Task -> Locate every line below that contains the word "Lebanon" and copy it.
□ □ □
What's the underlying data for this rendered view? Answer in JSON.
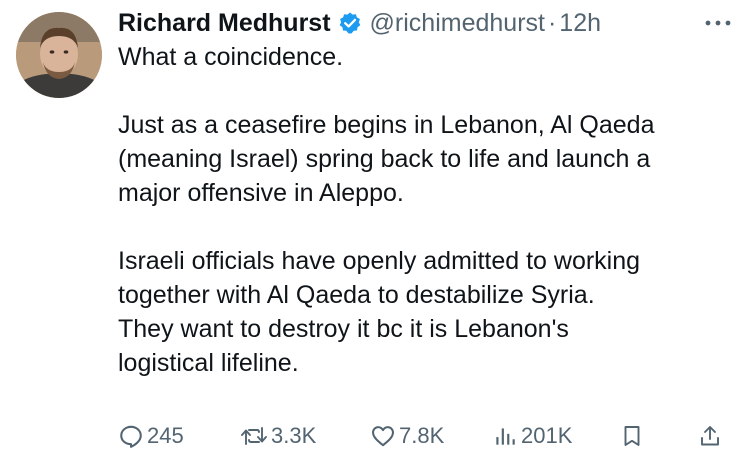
{
  "author": {
    "name": "Richard Medhurst",
    "handle": "@richimedhurst",
    "separator": "·",
    "time": "12h",
    "avatar_icon": "avatar-photo",
    "verified_icon": "verified-badge-icon"
  },
  "tweet": {
    "paragraphs": [
      "What a coincidence.",
      "Just as a ceasefire begins in Lebanon, Al Qaeda\n(meaning Israel) spring back to life and launch a\nmajor offensive in Aleppo.",
      "Israeli officials have openly admitted to working\ntogether with Al Qaeda to destabilize Syria.\nThey want to destroy it bc it is Lebanon's\nlogistical lifeline."
    ]
  },
  "actions": {
    "replies": "245",
    "retweets": "3.3K",
    "likes": "7.8K",
    "views": "201K"
  },
  "colors": {
    "text": "#0f1419",
    "secondary": "#536471",
    "verified": "#1d9bf0",
    "background": "#ffffff"
  }
}
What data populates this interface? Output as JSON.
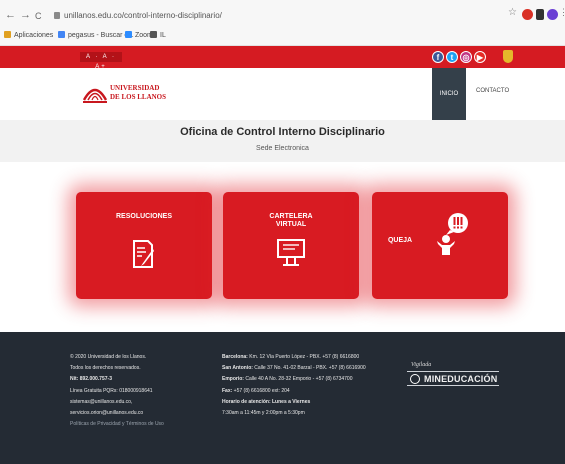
{
  "browser": {
    "back": "←",
    "forward": "→",
    "reload": "C",
    "url": "unillanos.edu.co/control-interno-disciplinario/",
    "bookmarks": [
      {
        "label": "Aplicaciones",
        "color": "#e0a020"
      },
      {
        "label": "pegasus - Buscar c...",
        "color": "#4285f4"
      },
      {
        "label": "Zoom",
        "color": "#2d8cff"
      },
      {
        "label": "IL",
        "color": "#555555"
      }
    ]
  },
  "topbar": {
    "font_controls": "A · A · A+",
    "social": [
      {
        "name": "facebook-icon",
        "glyph": "f",
        "color": "#3b5998"
      },
      {
        "name": "twitter-icon",
        "glyph": "t",
        "color": "#1da1f2"
      },
      {
        "name": "instagram-icon",
        "glyph": "◎",
        "color": "#c13584"
      },
      {
        "name": "youtube-icon",
        "glyph": "▶",
        "color": "#e52d27"
      }
    ]
  },
  "header": {
    "logo_line1": "UNIVERSIDAD",
    "logo_line2": "DE LOS LLANOS",
    "menu_inicio": "INICIO",
    "menu_contacto": "CONTACTO"
  },
  "title": {
    "main": "Oficina de Control Interno Disciplinario",
    "sub": "Sede Electronica"
  },
  "cards": [
    {
      "line1": "RESOLUCIONES",
      "line2": "",
      "icon": "document-pen-icon"
    },
    {
      "line1": "CARTELERA",
      "line2": "VIRTUAL",
      "icon": "billboard-icon"
    },
    {
      "line1": "QUEJA",
      "line2": "",
      "icon": "complaint-person-icon"
    }
  ],
  "footer": {
    "col1": [
      "© 2020 Universidad de los Llanos.",
      "Todos los derechos reservados.",
      "Nit: 892.000.757-3",
      "Línea Gratuita PQRs: 018000918641",
      "sistemas@unillanos.edu.co,",
      "servicios.orion@unillanos.edu.co",
      "Políticas de Privacidad y Términos de Uso"
    ],
    "col2": [
      {
        "k": "Barcelona:",
        "v": " Km. 12 Vía Puerto López - PBX. +57 (8) 6616800"
      },
      {
        "k": "San Antonio:",
        "v": " Calle 37 No. 41-02 Barzal - PBX. +57 (8) 6616900"
      },
      {
        "k": "Emporio:",
        "v": " Calle 40 A No. 28-32 Emporio - +57 (8) 6734700"
      },
      {
        "k": "Fax:",
        "v": " +57 (8) 6616800 ext: 204"
      },
      {
        "k": "Horario de atención: Lunes a Viernes",
        "v": ""
      },
      {
        "k": "",
        "v": "7:30am a 11:45m y 2:00pm a 5:30pm"
      }
    ],
    "vigilada": "Vigilada",
    "mineducacion": "MINEDUCACIÓN"
  }
}
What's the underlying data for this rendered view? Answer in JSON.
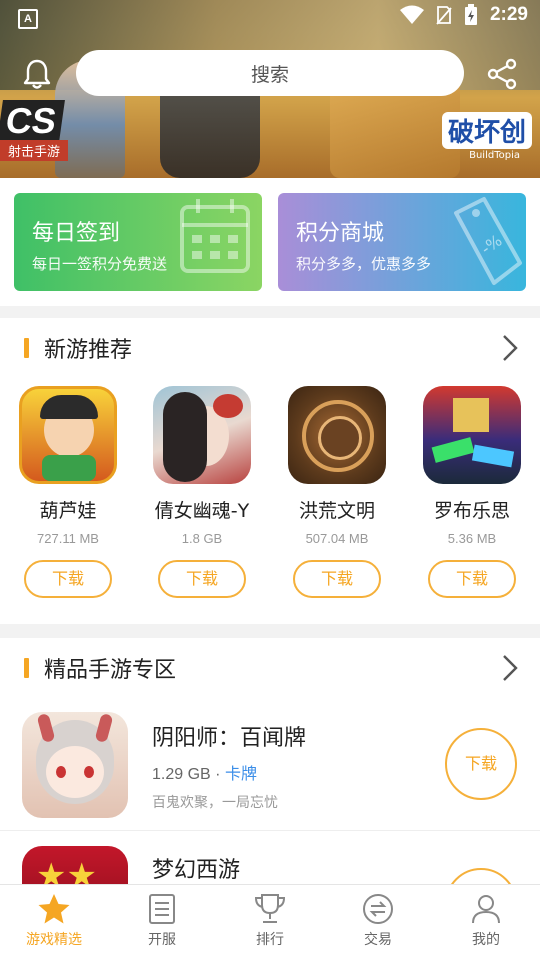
{
  "status_bar": {
    "time": "2:29"
  },
  "header": {
    "search_placeholder": "搜索"
  },
  "banner": {
    "left_logo": "CS",
    "left_sub": "射击手游",
    "right_logo": "破坏创",
    "right_sub": "BuildTopia"
  },
  "promo_cards": [
    {
      "title": "每日签到",
      "subtitle": "每日一签积分免费送"
    },
    {
      "title": "积分商城",
      "subtitle": "积分多多，优惠多多"
    }
  ],
  "new_games": {
    "title": "新游推荐",
    "items": [
      {
        "name": "葫芦娃",
        "size": "727.11 MB",
        "button": "下载"
      },
      {
        "name": "倩女幽魂-Y",
        "size": "1.8 GB",
        "button": "下载"
      },
      {
        "name": "洪荒文明",
        "size": "507.04 MB",
        "button": "下载"
      },
      {
        "name": "罗布乐思",
        "size": "5.36 MB",
        "button": "下载"
      }
    ]
  },
  "featured": {
    "title": "精品手游专区",
    "items": [
      {
        "name": "阴阳师：百闻牌",
        "size": "1.29 GB",
        "sep": "·",
        "tag": "卡牌",
        "desc": "百鬼欢聚，一局忘忧",
        "button": "下载"
      },
      {
        "name": "梦幻西游"
      }
    ]
  },
  "tabs": [
    {
      "label": "游戏精选",
      "icon": "star-icon",
      "active": true
    },
    {
      "label": "开服",
      "icon": "document-icon",
      "active": false
    },
    {
      "label": "排行",
      "icon": "trophy-icon",
      "active": false
    },
    {
      "label": "交易",
      "icon": "exchange-icon",
      "active": false
    },
    {
      "label": "我的",
      "icon": "user-icon",
      "active": false
    }
  ],
  "colors": {
    "accent": "#f5a623",
    "tag_blue": "#3b8ee8"
  }
}
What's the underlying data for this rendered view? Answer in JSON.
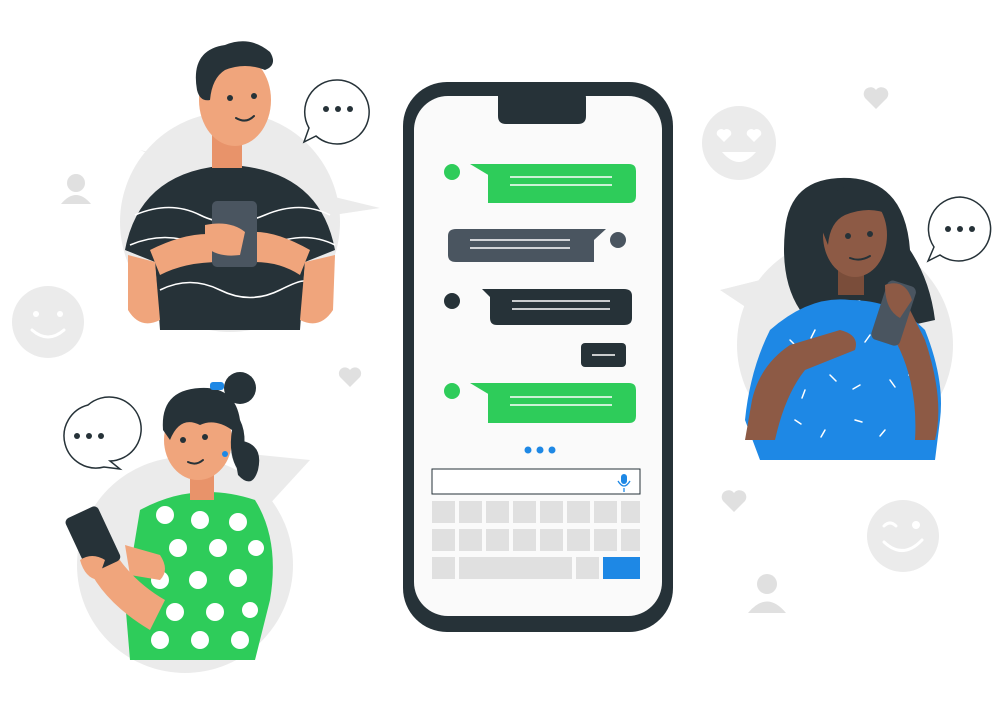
{
  "illustration": {
    "subject": "group-chat-on-smartphone",
    "icons": [
      "heart-icon",
      "smiley-icon",
      "heart-eyes-emoji-icon",
      "wink-emoji-icon",
      "user-icon",
      "ellipsis-speech-bubble-icon",
      "microphone-icon"
    ]
  },
  "phone": {
    "messages": [
      {
        "side": "right",
        "color": "#2ecc5a"
      },
      {
        "side": "left",
        "color": "#4a5560"
      },
      {
        "side": "right",
        "color": "#263238"
      },
      {
        "side": "left",
        "color": "#263238"
      },
      {
        "side": "right",
        "color": "#2ecc5a"
      }
    ],
    "typing_indicator_color": "#1e88e5",
    "send_key_color": "#1e88e5"
  },
  "colors": {
    "green": "#2ecc5a",
    "dark": "#263238",
    "blue": "#1e88e5",
    "light_gray": "#ebebeb",
    "skin_light": "#f0a57c",
    "skin_dark": "#8d5a45"
  }
}
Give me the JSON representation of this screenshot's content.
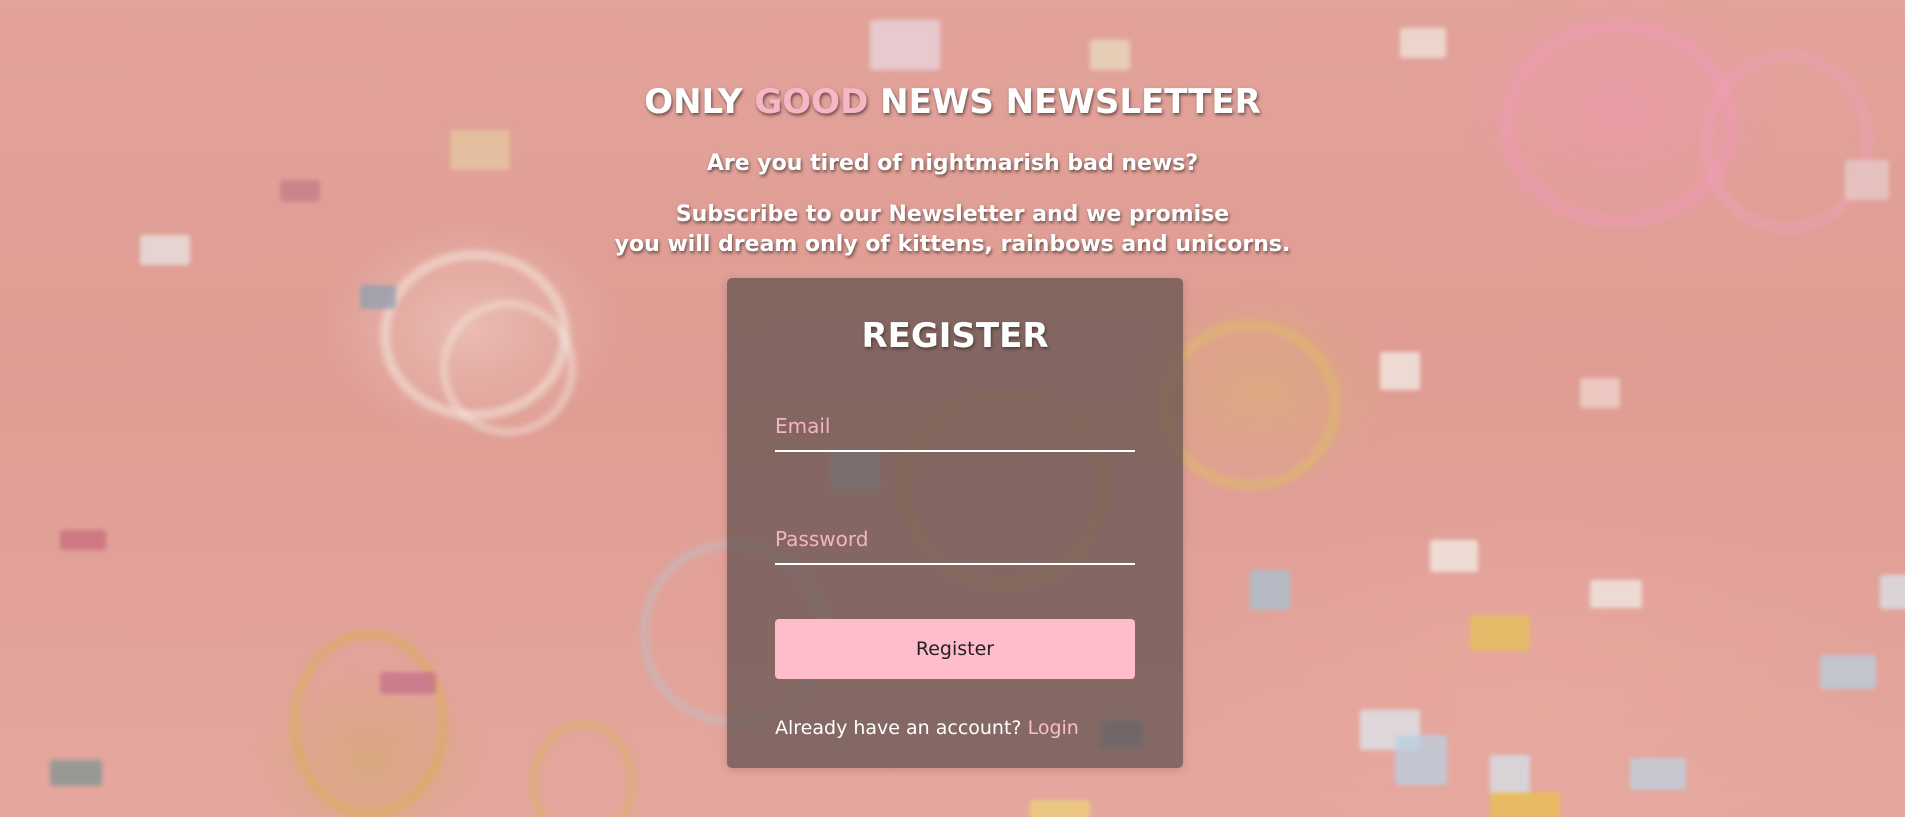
{
  "header": {
    "title_part1": "ONLY ",
    "title_accent": "GOOD",
    "title_part2": " NEWS NEWSLETTER",
    "tagline": "Are you tired of nightmarish bad news?",
    "promise_line1": "Subscribe to our Newsletter and we promise",
    "promise_line2": "you will dream only of kittens, rainbows and unicorns."
  },
  "form": {
    "title": "REGISTER",
    "email_placeholder": "Email",
    "email_value": "",
    "password_placeholder": "Password",
    "password_value": "",
    "submit_label": "Register",
    "account_prompt": "Already have an account? ",
    "login_link": "Login"
  },
  "colors": {
    "accent_pink": "#f7b6c5",
    "button_pink": "#ffbccb",
    "card_background": "rgba(95, 80, 78, 0.72)",
    "page_background": "#e2a39b"
  }
}
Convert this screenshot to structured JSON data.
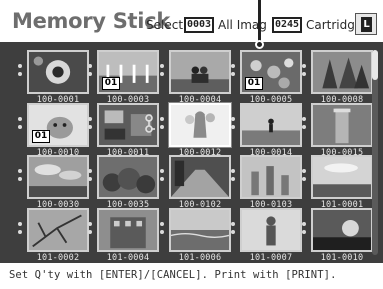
{
  "header": {
    "title": "Memory Stick",
    "select_label": "Select",
    "selected_count": "0003",
    "all_images_label": "All Imag",
    "total_count": "0245",
    "cartridge_label": "Cartridge",
    "cartridge_size": "L"
  },
  "grid": {
    "images": [
      {
        "label": "100-0001",
        "qty": "",
        "scene": "flower"
      },
      {
        "label": "100-0003",
        "qty": "01",
        "scene": "fence"
      },
      {
        "label": "100-0004",
        "qty": "",
        "scene": "couple"
      },
      {
        "label": "100-0005",
        "qty": "01",
        "scene": "pinkflowers"
      },
      {
        "label": "100-0008",
        "qty": "",
        "scene": "trees"
      },
      {
        "label": "100-0010",
        "qty": "01",
        "scene": "dog"
      },
      {
        "label": "100-0011",
        "qty": "",
        "scene": "room"
      },
      {
        "label": "100-0012",
        "qty": "",
        "scene": "vase"
      },
      {
        "label": "100-0014",
        "qty": "",
        "scene": "playground"
      },
      {
        "label": "100-0015",
        "qty": "",
        "scene": "pillar"
      },
      {
        "label": "100-0030",
        "qty": "",
        "scene": "clouds"
      },
      {
        "label": "100-0035",
        "qty": "",
        "scene": "bushes"
      },
      {
        "label": "100-0102",
        "qty": "",
        "scene": "street"
      },
      {
        "label": "100-0103",
        "qty": "",
        "scene": "ruins"
      },
      {
        "label": "101-0001",
        "qty": "",
        "scene": "sky"
      },
      {
        "label": "101-0002",
        "qty": "",
        "scene": "branches"
      },
      {
        "label": "101-0004",
        "qty": "",
        "scene": "building"
      },
      {
        "label": "101-0006",
        "qty": "",
        "scene": "ocean"
      },
      {
        "label": "101-0007",
        "qty": "",
        "scene": "statue"
      },
      {
        "label": "101-0010",
        "qty": "",
        "scene": "sunset"
      }
    ]
  },
  "footer": {
    "hint": "Set Q'ty with [ENTER]/[CANCEL]. Print with [PRINT]."
  },
  "colors": {
    "panel": "#3e3e3e",
    "title": "#6e6e6e",
    "label_text": "#e6e6e6"
  },
  "icons": [
    "cartridge-size-icon",
    "protect-key-icon",
    "scroll-thumb"
  ]
}
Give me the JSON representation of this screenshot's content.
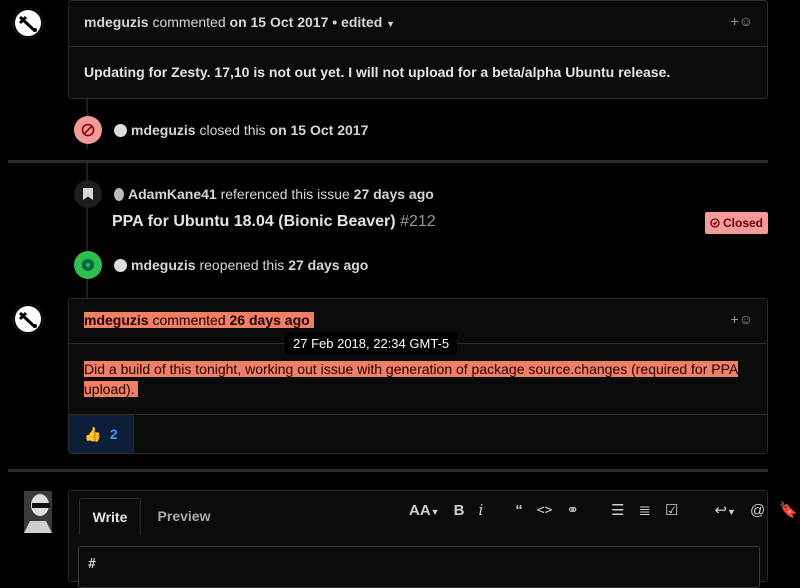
{
  "comment1": {
    "author": "mdeguzis",
    "action": "commented",
    "on_prefix": "on",
    "date": "15 Oct 2017",
    "separator": "•",
    "edited_label": "edited",
    "body": "Updating for Zesty. 17,10 is not out yet. I will not upload for a beta/alpha Ubuntu release."
  },
  "event_closed": {
    "author": "mdeguzis",
    "action": "closed this",
    "on_prefix": "on",
    "date": "15 Oct 2017"
  },
  "event_referenced": {
    "author": "AdamKane41",
    "action": "referenced this issue",
    "when": "27 days ago",
    "issue_title": "PPA for Ubuntu 18.04 (Bionic Beaver)",
    "issue_number": "#212",
    "status_label": "Closed"
  },
  "event_reopened": {
    "author": "mdeguzis",
    "action": "reopened this",
    "when": "27 days ago"
  },
  "comment2": {
    "author": "mdeguzis",
    "action": "commented",
    "when": "26 days ago",
    "tooltip": "27 Feb 2018, 22:34 GMT-5",
    "body": "Did a build of this tonight, working out issue with generation of package source.changes (required for PPA upload).",
    "reaction_count": "2"
  },
  "composer": {
    "tab_write": "Write",
    "tab_preview": "Preview",
    "input_value": "#"
  },
  "colors": {
    "closed_red": "#f49a9a",
    "open_green": "#2cbe4e",
    "highlight": "#f08065",
    "link_blue": "#4b91e8"
  }
}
□ □ □
Response to this exercise ->
      "Just as a ceasefire begins in Lebanon, Al Qaeda\n(meaning Israel) spring back to life and launch a\nmajor offensive in Aleppo.",
      "Israeli officials have openly admitted to working\ntogether with Al Qaeda to destabilize Syria.\nThey want to destroy it bc it is Lebanon's\nlogistical lifeline."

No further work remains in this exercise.